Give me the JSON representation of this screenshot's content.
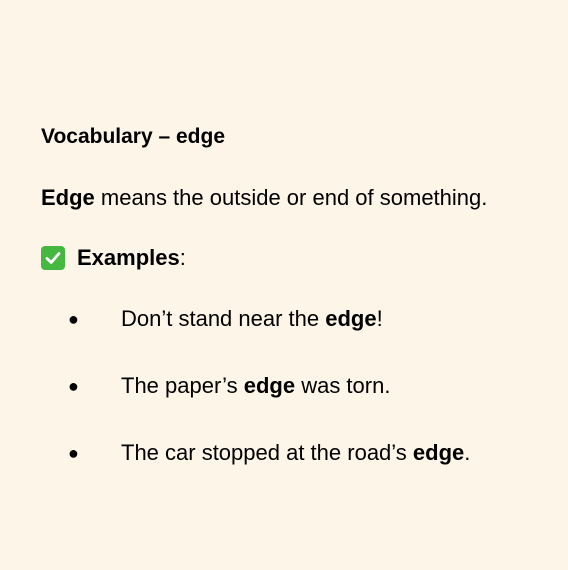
{
  "title": "Vocabulary – edge",
  "definition": {
    "term": "Edge",
    "text": " means the outside or end of something."
  },
  "examples_heading": {
    "label": "Examples",
    "colon": ":",
    "icon": "check-mark-button-icon",
    "icon_color": "#47b83f"
  },
  "bullet_symbol": "●",
  "examples": [
    {
      "before": "Don’t stand near the ",
      "bold": "edge",
      "after": "!"
    },
    {
      "before": "The paper’s ",
      "bold": "edge",
      "after": " was torn."
    },
    {
      "before": "The car stopped at the road’s ",
      "bold": "edge",
      "after": "."
    }
  ]
}
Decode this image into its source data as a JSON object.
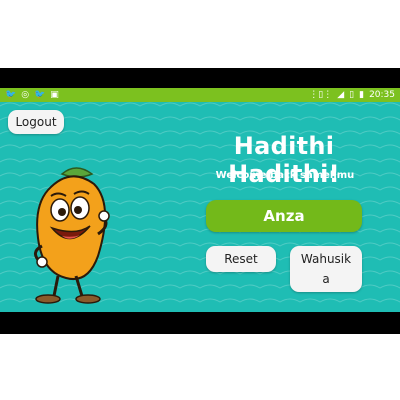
{
  "status_bar": {
    "time": "20:35",
    "left_icons": [
      "twitter-icon",
      "whatsapp-icon",
      "twitter-icon",
      "image-icon"
    ],
    "right_icons": [
      "vibrate-icon",
      "signal-icon",
      "no-sim-icon",
      "battery-icon"
    ]
  },
  "header": {
    "logout_label": "Logout"
  },
  "main": {
    "title": "Hadithi Hadithi!",
    "subtitle": "Welcome back samelimu",
    "start_label": "Anza",
    "reset_label": "Reset",
    "characters_label": "Wahusika"
  },
  "colors": {
    "background": "#1fbdb4",
    "status_bar": "#7cc11f",
    "primary_button": "#73b91a",
    "secondary_button": "#f4f4f4"
  },
  "mascot": {
    "icon": "mango-character-icon"
  }
}
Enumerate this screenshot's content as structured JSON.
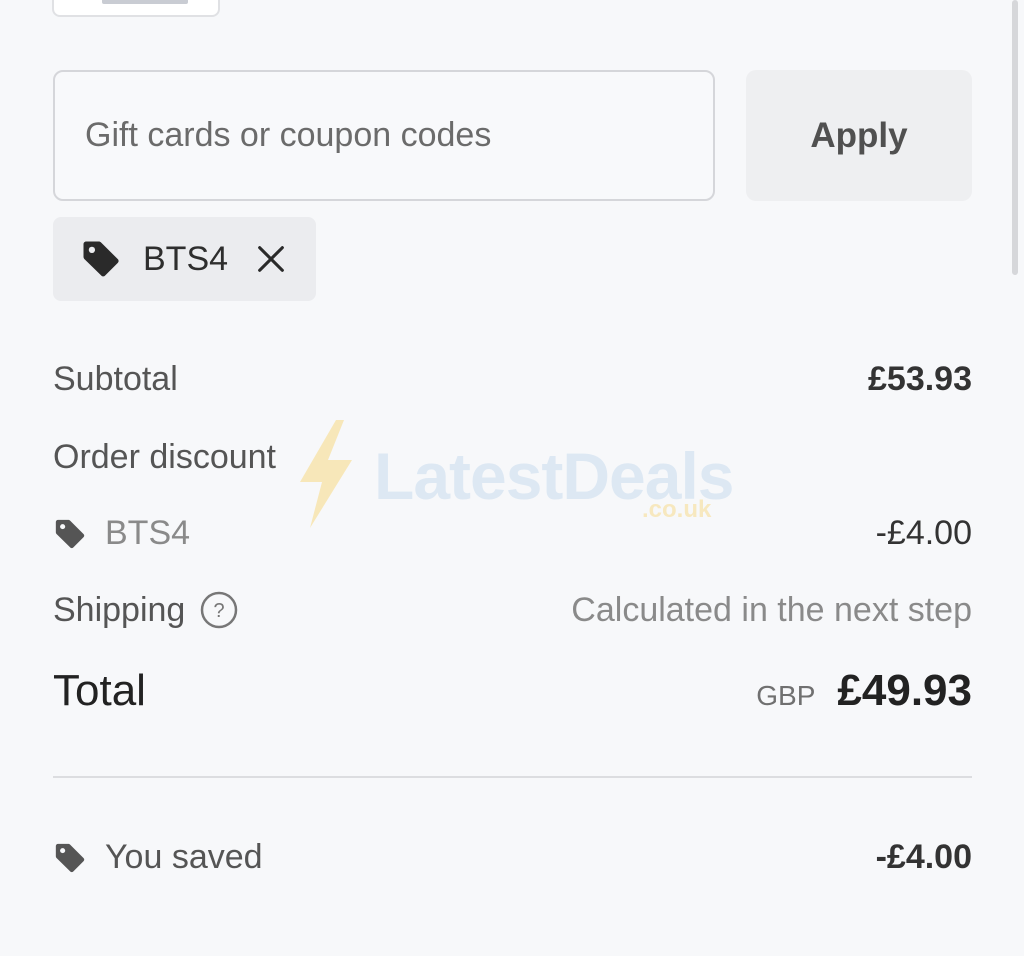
{
  "discount": {
    "input_placeholder": "Gift cards or coupon codes",
    "apply_label": "Apply",
    "applied_code": "BTS4"
  },
  "summary": {
    "subtotal_label": "Subtotal",
    "subtotal_value": "£53.93",
    "order_discount_label": "Order discount",
    "discount_code": "BTS4",
    "discount_value": "-£4.00",
    "shipping_label": "Shipping",
    "shipping_value": "Calculated in the next step",
    "total_label": "Total",
    "currency": "GBP",
    "total_value": "£49.93",
    "saved_label": "You saved",
    "saved_value": "-£4.00"
  },
  "watermark": {
    "name": "LatestDeals",
    "domain": ".co.uk"
  },
  "colors": {
    "background": "#f7f8fa",
    "apply_bg": "#eeeff1",
    "chip_bg": "#ebecef"
  }
}
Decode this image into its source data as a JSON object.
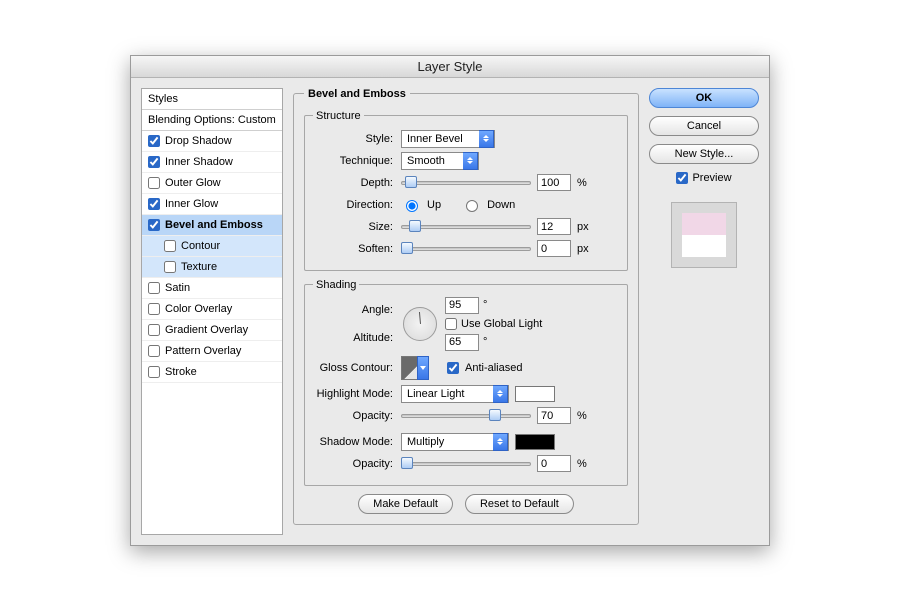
{
  "window": {
    "title": "Layer Style"
  },
  "sidebar": {
    "header": "Styles",
    "blending": "Blending Options: Custom",
    "items": [
      {
        "label": "Drop Shadow",
        "checked": true,
        "selected": false,
        "sub": false
      },
      {
        "label": "Inner Shadow",
        "checked": true,
        "selected": false,
        "sub": false
      },
      {
        "label": "Outer Glow",
        "checked": false,
        "selected": false,
        "sub": false
      },
      {
        "label": "Inner Glow",
        "checked": true,
        "selected": false,
        "sub": false
      },
      {
        "label": "Bevel and Emboss",
        "checked": true,
        "selected": true,
        "sub": false
      },
      {
        "label": "Contour",
        "checked": false,
        "selected": true,
        "sub": true
      },
      {
        "label": "Texture",
        "checked": false,
        "selected": true,
        "sub": true
      },
      {
        "label": "Satin",
        "checked": false,
        "selected": false,
        "sub": false
      },
      {
        "label": "Color Overlay",
        "checked": false,
        "selected": false,
        "sub": false
      },
      {
        "label": "Gradient Overlay",
        "checked": false,
        "selected": false,
        "sub": false
      },
      {
        "label": "Pattern Overlay",
        "checked": false,
        "selected": false,
        "sub": false
      },
      {
        "label": "Stroke",
        "checked": false,
        "selected": false,
        "sub": false
      }
    ]
  },
  "panel": {
    "title": "Bevel and Emboss",
    "structure": {
      "legend": "Structure",
      "style_label": "Style:",
      "style_value": "Inner Bevel",
      "technique_label": "Technique:",
      "technique_value": "Smooth",
      "depth_label": "Depth:",
      "depth_value": "100",
      "depth_unit": "%",
      "direction_label": "Direction:",
      "up_label": "Up",
      "down_label": "Down",
      "size_label": "Size:",
      "size_value": "12",
      "size_unit": "px",
      "soften_label": "Soften:",
      "soften_value": "0",
      "soften_unit": "px"
    },
    "shading": {
      "legend": "Shading",
      "angle_label": "Angle:",
      "angle_value": "95",
      "angle_unit": "°",
      "use_global_label": "Use Global Light",
      "altitude_label": "Altitude:",
      "altitude_value": "65",
      "altitude_unit": "°",
      "gloss_label": "Gloss Contour:",
      "anti_label": "Anti-aliased",
      "highlight_label": "Highlight Mode:",
      "highlight_value": "Linear Light",
      "highlight_swatch": "#ffffff",
      "h_opacity_label": "Opacity:",
      "h_opacity_value": "70",
      "h_opacity_unit": "%",
      "shadow_label": "Shadow Mode:",
      "shadow_value": "Multiply",
      "shadow_swatch": "#000000",
      "s_opacity_label": "Opacity:",
      "s_opacity_value": "0",
      "s_opacity_unit": "%"
    },
    "make_default": "Make Default",
    "reset_default": "Reset to Default"
  },
  "buttons": {
    "ok": "OK",
    "cancel": "Cancel",
    "new_style": "New Style...",
    "preview": "Preview"
  }
}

────────────────────────────────────────

Write out again every line above exactly as given; the pictures do not belong in the copy.

Give me the JSON representation of this screenshot's content.
{
  "title": "Vocabulary – edge",
  "definition": {
    "term": "Edge",
    "text": " means the outside or end of something."
  },
  "examples_heading": {
    "label": "Examples",
    "colon": ":",
    "icon": "check-mark-button-icon",
    "icon_color": "#47b83f"
  },
  "bullet_symbol": "●",
  "examples": [
    {
      "before": "Don’t stand near the ",
      "bold": "edge",
      "after": "!"
    },
    {
      "before": "The paper’s ",
      "bold": "edge",
      "after": " was torn."
    },
    {
      "before": "The car stopped at the road’s ",
      "bold": "edge",
      "after": "."
    }
  ]
}
Decode this image into its source data as a JSON object.
{
  "status_bar": {
    "time": "20:35",
    "left_icons": [
      "twitter-icon",
      "whatsapp-icon",
      "twitter-icon",
      "image-icon"
    ],
    "right_icons": [
      "vibrate-icon",
      "signal-icon",
      "no-sim-icon",
      "battery-icon"
    ]
  },
  "header": {
    "logout_label": "Logout"
  },
  "main": {
    "title": "Hadithi Hadithi!",
    "subtitle": "Welcome back samelimu",
    "start_label": "Anza",
    "reset_label": "Reset",
    "characters_label": "Wahusika"
  },
  "colors": {
    "background": "#1fbdb4",
    "status_bar": "#7cc11f",
    "primary_button": "#73b91a",
    "secondary_button": "#f4f4f4"
  },
  "mascot": {
    "icon": "mango-character-icon"
  }
}
Enumerate this screenshot's content as structured JSON.
{
  "discount": {
    "input_placeholder": "Gift cards or coupon codes",
    "apply_label": "Apply",
    "applied_code": "BTS4"
  },
  "summary": {
    "subtotal_label": "Subtotal",
    "subtotal_value": "£53.93",
    "order_discount_label": "Order discount",
    "discount_code": "BTS4",
    "discount_value": "-£4.00",
    "shipping_label": "Shipping",
    "shipping_value": "Calculated in the next step",
    "total_label": "Total",
    "currency": "GBP",
    "total_value": "£49.93",
    "saved_label": "You saved",
    "saved_value": "-£4.00"
  },
  "watermark": {
    "name": "LatestDeals",
    "domain": ".co.uk"
  },
  "colors": {
    "background": "#f7f8fa",
    "apply_bg": "#eeeff1",
    "chip_bg": "#ebecef"
  }
}
Decode this image into its source data as a JSON object.
{
  "window": {
    "title": "Layer Style"
  },
  "sidebar": {
    "header": "Styles",
    "blending": "Blending Options: Custom",
    "items": [
      {
        "label": "Drop Shadow",
        "checked": true,
        "selected": false,
        "sub": false
      },
      {
        "label": "Inner Shadow",
        "checked": true,
        "selected": false,
        "sub": false
      },
      {
        "label": "Outer Glow",
        "checked": false,
        "selected": false,
        "sub": false
      },
      {
        "label": "Inner Glow",
        "checked": true,
        "selected": false,
        "sub": false
      },
      {
        "label": "Bevel and Emboss",
        "checked": true,
        "selected": true,
        "sub": false
      },
      {
        "label": "Contour",
        "checked": false,
        "selected": true,
        "sub": true
      },
      {
        "label": "Texture",
        "checked": false,
        "selected": true,
        "sub": true
      },
      {
        "label": "Satin",
        "checked": false,
        "selected": false,
        "sub": false
      },
      {
        "label": "Color Overlay",
        "checked": false,
        "selected": false,
        "sub": false
      },
      {
        "label": "Gradient Overlay",
        "checked": false,
        "selected": false,
        "sub": false
      },
      {
        "label": "Pattern Overlay",
        "checked": false,
        "selected": false,
        "sub": false
      },
      {
        "label": "Stroke",
        "checked": false,
        "selected": false,
        "sub": false
      }
    ]
  },
  "panel": {
    "title": "Bevel and Emboss",
    "structure": {
      "legend": "Structure",
      "style_label": "Style:",
      "style_value": "Inner Bevel",
      "technique_label": "Technique:",
      "technique_value": "Smooth",
      "depth_label": "Depth:",
      "depth_value": "100",
      "depth_unit": "%",
      "direction_label": "Direction:",
      "up_label": "Up",
      "down_label": "Down",
      "size_label": "Size:",
      "size_value": "12",
      "size_unit": "px",
      "soften_label": "Soften:",
      "soften_value": "0",
      "soften_unit": "px"
    },
    "shading": {
      "legend": "Shading",
      "angle_label": "Angle:",
      "angle_value": "95",
      "angle_unit": "°",
      "use_global_label": "Use Global Light",
      "altitude_label": "Altitude:",
      "altitude_value": "65",
      "altitude_unit": "°",
      "gloss_label": "Gloss Contour:",
      "anti_label": "Anti-aliased",
      "highlight_label": "Highlight Mode:",
      "highlight_value": "Linear Light",
      "highlight_swatch": "#ffffff",
      "h_opacity_label": "Opacity:",
      "h_opacity_value": "70",
      "h_opacity_unit": "%",
      "shadow_label": "Shadow Mode:",
      "shadow_value": "Multiply",
      "shadow_swatch": "#000000",
      "s_opacity_label": "Opacity:",
      "s_opacity_value": "0",
      "s_opacity_unit": "%"
    },
    "make_default": "Make Default",
    "reset_default": "Reset to Default"
  },
  "buttons": {
    "ok": "OK",
    "cancel": "Cancel",
    "new_style": "New Style...",
    "preview": "Preview"
  }
}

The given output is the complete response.